Task requirements »
Find and copy each line of the records where the string "this" shows up.

(Entries from a dataset)
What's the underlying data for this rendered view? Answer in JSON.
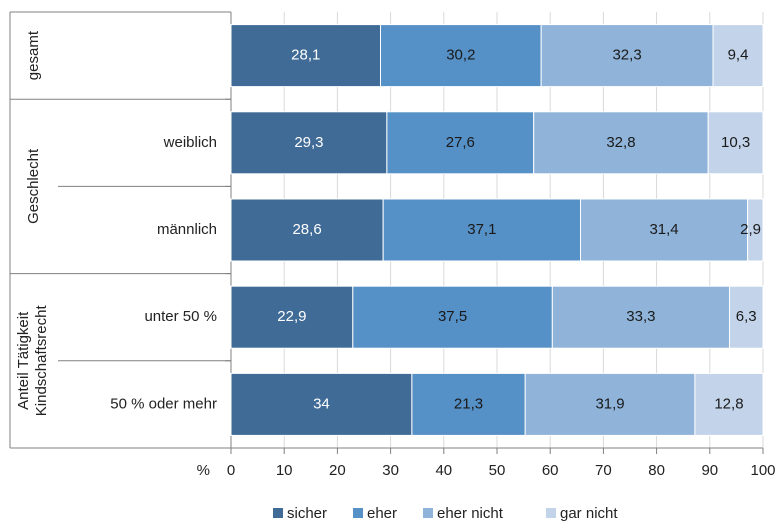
{
  "chart_data": {
    "type": "bar",
    "orientation": "horizontal",
    "stacked": true,
    "groups": [
      {
        "label": "gesamt",
        "categories": [
          ""
        ]
      },
      {
        "label": "Geschlecht",
        "categories": [
          "weiblich",
          "männlich"
        ]
      },
      {
        "label_lines": [
          "Anteil Tätigkeit",
          "Kindschaftsrecht"
        ],
        "categories": [
          "unter 50 %",
          "50 % oder mehr"
        ]
      }
    ],
    "categories": [
      "gesamt",
      "weiblich",
      "männlich",
      "unter 50 %",
      "50 % oder mehr"
    ],
    "series": [
      {
        "name": "sicher",
        "values": [
          28.1,
          29.3,
          28.6,
          22.9,
          34
        ],
        "labels": [
          "28,1",
          "29,3",
          "28,6",
          "22,9",
          "34"
        ],
        "color": "#3f6b96",
        "label_color": "#ffffff"
      },
      {
        "name": "eher",
        "values": [
          30.2,
          27.6,
          37.1,
          37.5,
          21.3
        ],
        "labels": [
          "30,2",
          "27,6",
          "37,1",
          "37,5",
          "21,3"
        ],
        "color": "#5590c6",
        "label_color": "#1a1a1a"
      },
      {
        "name": "eher nicht",
        "values": [
          32.3,
          32.8,
          31.4,
          33.3,
          31.9
        ],
        "labels": [
          "32,3",
          "32,8",
          "31,4",
          "33,3",
          "31,9"
        ],
        "color": "#8fb3d9",
        "label_color": "#1a1a1a"
      },
      {
        "name": "gar nicht",
        "values": [
          9.4,
          10.3,
          2.9,
          6.3,
          12.8
        ],
        "labels": [
          "9,4",
          "10,3",
          "2,9",
          "6,3",
          "12,8"
        ],
        "color": "#c3d4ea",
        "label_color": "#1a1a1a"
      }
    ],
    "xlim": [
      0,
      100
    ],
    "xticks": [
      0,
      10,
      20,
      30,
      40,
      50,
      60,
      70,
      80,
      90,
      100
    ],
    "xlabel": "%",
    "grid": true,
    "legend_position": "bottom"
  }
}
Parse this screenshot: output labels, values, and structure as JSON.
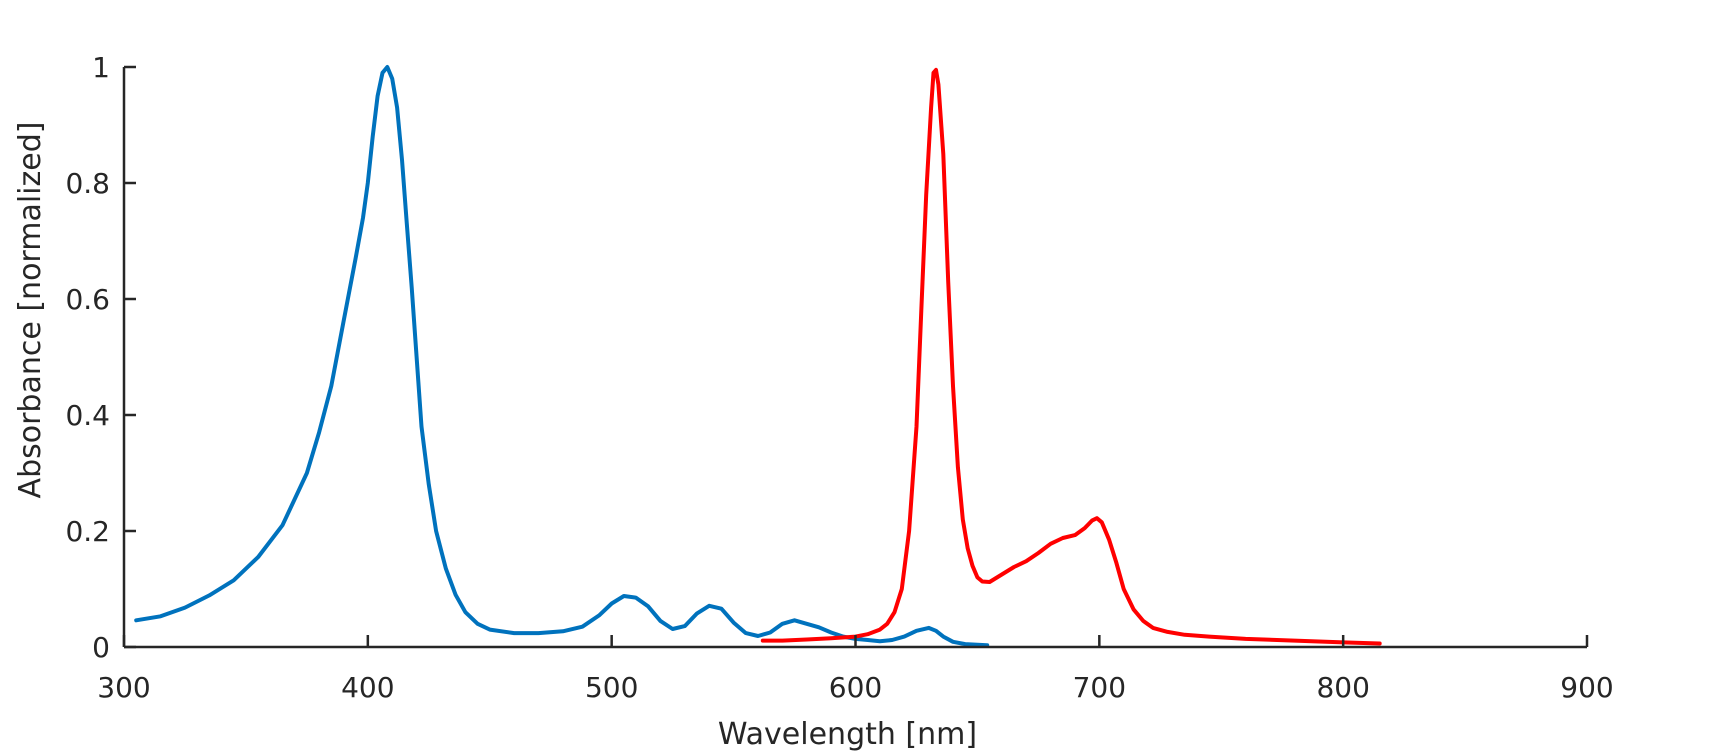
{
  "chart_data": {
    "type": "line",
    "title": "",
    "xlabel": "Wavelength [nm]",
    "ylabel": "Absorbance [normalized]",
    "xlim": [
      300,
      900
    ],
    "ylim": [
      0,
      1
    ],
    "xticks": [
      300,
      400,
      500,
      600,
      700,
      800,
      900
    ],
    "xtick_labels": [
      "300",
      "400",
      "500",
      "600",
      "700",
      "800",
      "900"
    ],
    "yticks": [
      0,
      0.2,
      0.4,
      0.6,
      0.8,
      1
    ],
    "ytick_labels": [
      "0",
      "0.2",
      "0.4",
      "0.6",
      "0.8",
      "1"
    ],
    "grid": false,
    "legend": "none",
    "series": [
      {
        "color": "#0072BD",
        "points": [
          [
            305,
            0.046
          ],
          [
            315,
            0.053
          ],
          [
            325,
            0.068
          ],
          [
            335,
            0.089
          ],
          [
            345,
            0.115
          ],
          [
            355,
            0.155
          ],
          [
            365,
            0.21
          ],
          [
            375,
            0.3
          ],
          [
            380,
            0.37
          ],
          [
            385,
            0.45
          ],
          [
            390,
            0.56
          ],
          [
            395,
            0.67
          ],
          [
            398,
            0.74
          ],
          [
            400,
            0.8
          ],
          [
            402,
            0.88
          ],
          [
            404,
            0.95
          ],
          [
            406,
            0.99
          ],
          [
            408,
            1.0
          ],
          [
            410,
            0.98
          ],
          [
            412,
            0.93
          ],
          [
            414,
            0.84
          ],
          [
            416,
            0.73
          ],
          [
            418,
            0.62
          ],
          [
            420,
            0.5
          ],
          [
            422,
            0.38
          ],
          [
            425,
            0.28
          ],
          [
            428,
            0.2
          ],
          [
            432,
            0.135
          ],
          [
            436,
            0.09
          ],
          [
            440,
            0.06
          ],
          [
            445,
            0.04
          ],
          [
            450,
            0.03
          ],
          [
            460,
            0.024
          ],
          [
            470,
            0.024
          ],
          [
            480,
            0.027
          ],
          [
            488,
            0.035
          ],
          [
            495,
            0.055
          ],
          [
            500,
            0.075
          ],
          [
            505,
            0.088
          ],
          [
            510,
            0.085
          ],
          [
            515,
            0.07
          ],
          [
            520,
            0.045
          ],
          [
            525,
            0.031
          ],
          [
            530,
            0.036
          ],
          [
            535,
            0.058
          ],
          [
            540,
            0.071
          ],
          [
            545,
            0.066
          ],
          [
            550,
            0.042
          ],
          [
            555,
            0.024
          ],
          [
            560,
            0.019
          ],
          [
            565,
            0.025
          ],
          [
            570,
            0.04
          ],
          [
            575,
            0.046
          ],
          [
            580,
            0.04
          ],
          [
            585,
            0.034
          ],
          [
            590,
            0.025
          ],
          [
            595,
            0.018
          ],
          [
            600,
            0.014
          ],
          [
            605,
            0.012
          ],
          [
            610,
            0.01
          ],
          [
            615,
            0.012
          ],
          [
            620,
            0.018
          ],
          [
            625,
            0.028
          ],
          [
            630,
            0.033
          ],
          [
            633,
            0.028
          ],
          [
            636,
            0.018
          ],
          [
            640,
            0.009
          ],
          [
            645,
            0.005
          ],
          [
            650,
            0.004
          ],
          [
            654,
            0.003
          ]
        ]
      },
      {
        "color": "#FF0000",
        "points": [
          [
            562,
            0.011
          ],
          [
            570,
            0.011
          ],
          [
            580,
            0.013
          ],
          [
            590,
            0.015
          ],
          [
            600,
            0.018
          ],
          [
            605,
            0.022
          ],
          [
            610,
            0.03
          ],
          [
            613,
            0.04
          ],
          [
            616,
            0.06
          ],
          [
            619,
            0.1
          ],
          [
            622,
            0.2
          ],
          [
            625,
            0.38
          ],
          [
            627,
            0.58
          ],
          [
            629,
            0.78
          ],
          [
            631,
            0.93
          ],
          [
            632,
            0.99
          ],
          [
            633,
            0.995
          ],
          [
            634,
            0.97
          ],
          [
            636,
            0.85
          ],
          [
            638,
            0.63
          ],
          [
            640,
            0.45
          ],
          [
            642,
            0.31
          ],
          [
            644,
            0.22
          ],
          [
            646,
            0.17
          ],
          [
            648,
            0.14
          ],
          [
            650,
            0.12
          ],
          [
            652,
            0.113
          ],
          [
            655,
            0.112
          ],
          [
            660,
            0.125
          ],
          [
            665,
            0.138
          ],
          [
            670,
            0.148
          ],
          [
            675,
            0.162
          ],
          [
            680,
            0.178
          ],
          [
            685,
            0.188
          ],
          [
            690,
            0.193
          ],
          [
            694,
            0.205
          ],
          [
            697,
            0.218
          ],
          [
            699,
            0.222
          ],
          [
            701,
            0.215
          ],
          [
            704,
            0.185
          ],
          [
            707,
            0.145
          ],
          [
            710,
            0.1
          ],
          [
            714,
            0.065
          ],
          [
            718,
            0.045
          ],
          [
            722,
            0.033
          ],
          [
            728,
            0.026
          ],
          [
            735,
            0.021
          ],
          [
            745,
            0.018
          ],
          [
            760,
            0.014
          ],
          [
            780,
            0.011
          ],
          [
            800,
            0.008
          ],
          [
            815,
            0.006
          ]
        ]
      }
    ]
  }
}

Exercise answer »
What's the underlying data for this rendered view? Answer in JSON.
Parse this screenshot: output labels, values, and structure as JSON.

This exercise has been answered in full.